[Stored data]
________________________

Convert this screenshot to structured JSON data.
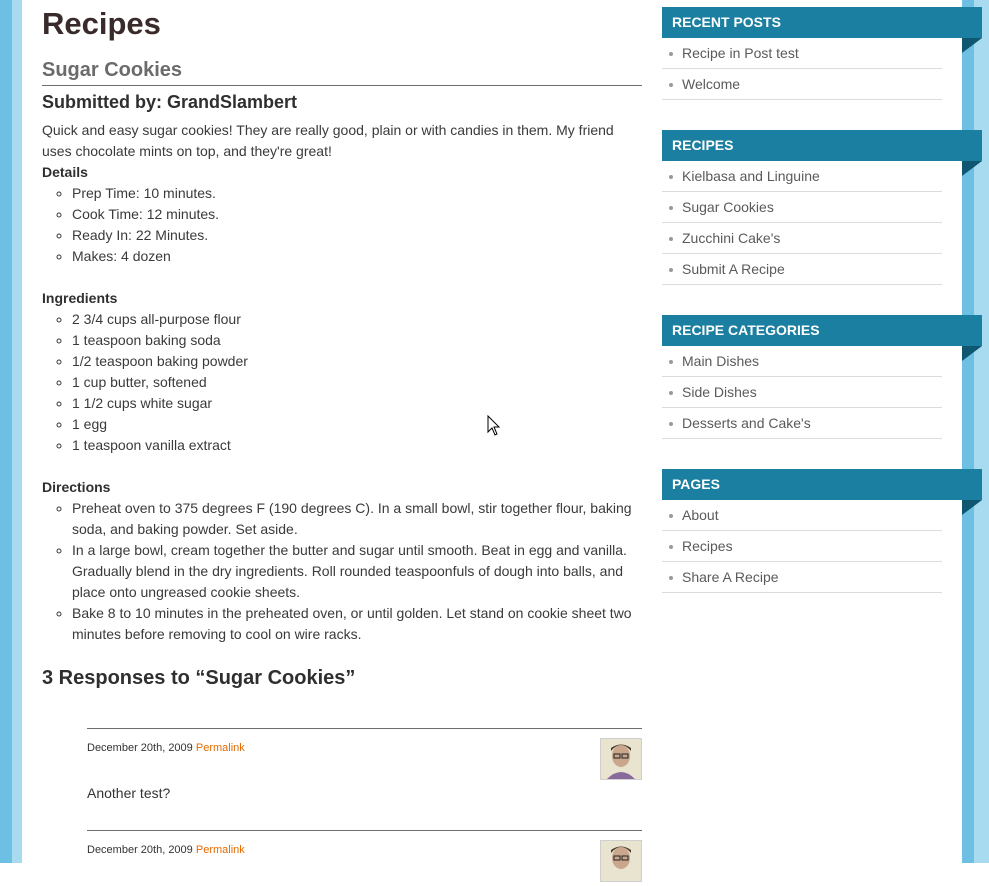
{
  "main": {
    "page_title": "Recipes",
    "post_title": "Sugar Cookies",
    "submitted_by": "Submitted by: GrandSlambert",
    "intro": "Quick and easy sugar cookies! They are really good, plain or with candies in them. My friend uses chocolate mints on top, and they're great!",
    "details_heading": "Details",
    "details": [
      "Prep Time: 10 minutes.",
      "Cook Time: 12 minutes.",
      "Ready In: 22 Minutes.",
      "Makes: 4 dozen"
    ],
    "ingredients_heading": "Ingredients",
    "ingredients": [
      "2 3/4 cups all-purpose flour",
      "1 teaspoon baking soda",
      "1/2 teaspoon baking powder",
      "1 cup butter, softened",
      "1 1/2 cups white sugar",
      "1 egg",
      "1 teaspoon vanilla extract"
    ],
    "directions_heading": "Directions",
    "directions": [
      "Preheat oven to 375 degrees F (190 degrees C). In a small bowl, stir together flour, baking soda, and baking powder. Set aside.",
      "In a large bowl, cream together the butter and sugar until smooth. Beat in egg and vanilla. Gradually blend in the dry ingredients. Roll rounded teaspoonfuls of dough into balls, and place onto ungreased cookie sheets.",
      "Bake 8 to 10 minutes in the preheated oven, or until golden. Let stand on cookie sheet two minutes before removing to cool on wire racks."
    ],
    "responses_heading": "3 Responses to “Sugar Cookies”",
    "comments": [
      {
        "date": "December 20th, 2009",
        "permalink": "Permalink",
        "text": "Another test?"
      },
      {
        "date": "December 20th, 2009",
        "permalink": "Permalink",
        "text": ""
      }
    ]
  },
  "sidebar": {
    "recent_posts": {
      "title": "Recent Posts",
      "items": [
        "Recipe in Post test",
        "Welcome"
      ]
    },
    "recipes": {
      "title": "Recipes",
      "items": [
        "Kielbasa and Linguine",
        "Sugar Cookies",
        "Zucchini Cake's",
        "Submit A Recipe"
      ]
    },
    "recipe_categories": {
      "title": "Recipe Categories",
      "items": [
        "Main Dishes",
        "Side Dishes",
        "Desserts and Cake's"
      ]
    },
    "pages": {
      "title": "Pages",
      "items": [
        "About",
        "Recipes",
        "Share A Recipe"
      ]
    }
  },
  "colors": {
    "accent": "#1b7fa1",
    "link": "#e66b00",
    "stripe": "#6dc0e4"
  }
}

________________________

## To be done
The records above need to be restated word for word, with the pictures left out.

## Finished task
Convert this screenshot to structured JSON data.
{
  "main": {
    "page_title": "Recipes",
    "post_title": "Sugar Cookies",
    "submitted_by": "Submitted by: GrandSlambert",
    "intro": "Quick and easy sugar cookies! They are really good, plain or with candies in them. My friend uses chocolate mints on top, and they're great!",
    "details_heading": "Details",
    "details": [
      "Prep Time: 10 minutes.",
      "Cook Time: 12 minutes.",
      "Ready In: 22 Minutes.",
      "Makes: 4 dozen"
    ],
    "ingredients_heading": "Ingredients",
    "ingredients": [
      "2 3/4 cups all-purpose flour",
      "1 teaspoon baking soda",
      "1/2 teaspoon baking powder",
      "1 cup butter, softened",
      "1 1/2 cups white sugar",
      "1 egg",
      "1 teaspoon vanilla extract"
    ],
    "directions_heading": "Directions",
    "directions": [
      "Preheat oven to 375 degrees F (190 degrees C). In a small bowl, stir together flour, baking soda, and baking powder. Set aside.",
      "In a large bowl, cream together the butter and sugar until smooth. Beat in egg and vanilla. Gradually blend in the dry ingredients. Roll rounded teaspoonfuls of dough into balls, and place onto ungreased cookie sheets.",
      "Bake 8 to 10 minutes in the preheated oven, or until golden. Let stand on cookie sheet two minutes before removing to cool on wire racks."
    ],
    "responses_heading": "3 Responses to “Sugar Cookies”",
    "comments": [
      {
        "date": "December 20th, 2009",
        "permalink": "Permalink",
        "text": "Another test?"
      },
      {
        "date": "December 20th, 2009",
        "permalink": "Permalink",
        "text": ""
      }
    ]
  },
  "sidebar": {
    "recent_posts": {
      "title": "Recent Posts",
      "items": [
        "Recipe in Post test",
        "Welcome"
      ]
    },
    "recipes": {
      "title": "Recipes",
      "items": [
        "Kielbasa and Linguine",
        "Sugar Cookies",
        "Zucchini Cake's",
        "Submit A Recipe"
      ]
    },
    "recipe_categories": {
      "title": "Recipe Categories",
      "items": [
        "Main Dishes",
        "Side Dishes",
        "Desserts and Cake's"
      ]
    },
    "pages": {
      "title": "Pages",
      "items": [
        "About",
        "Recipes",
        "Share A Recipe"
      ]
    }
  },
  "colors": {
    "accent": "#1b7fa1",
    "link": "#e66b00",
    "stripe": "#6dc0e4"
  }
}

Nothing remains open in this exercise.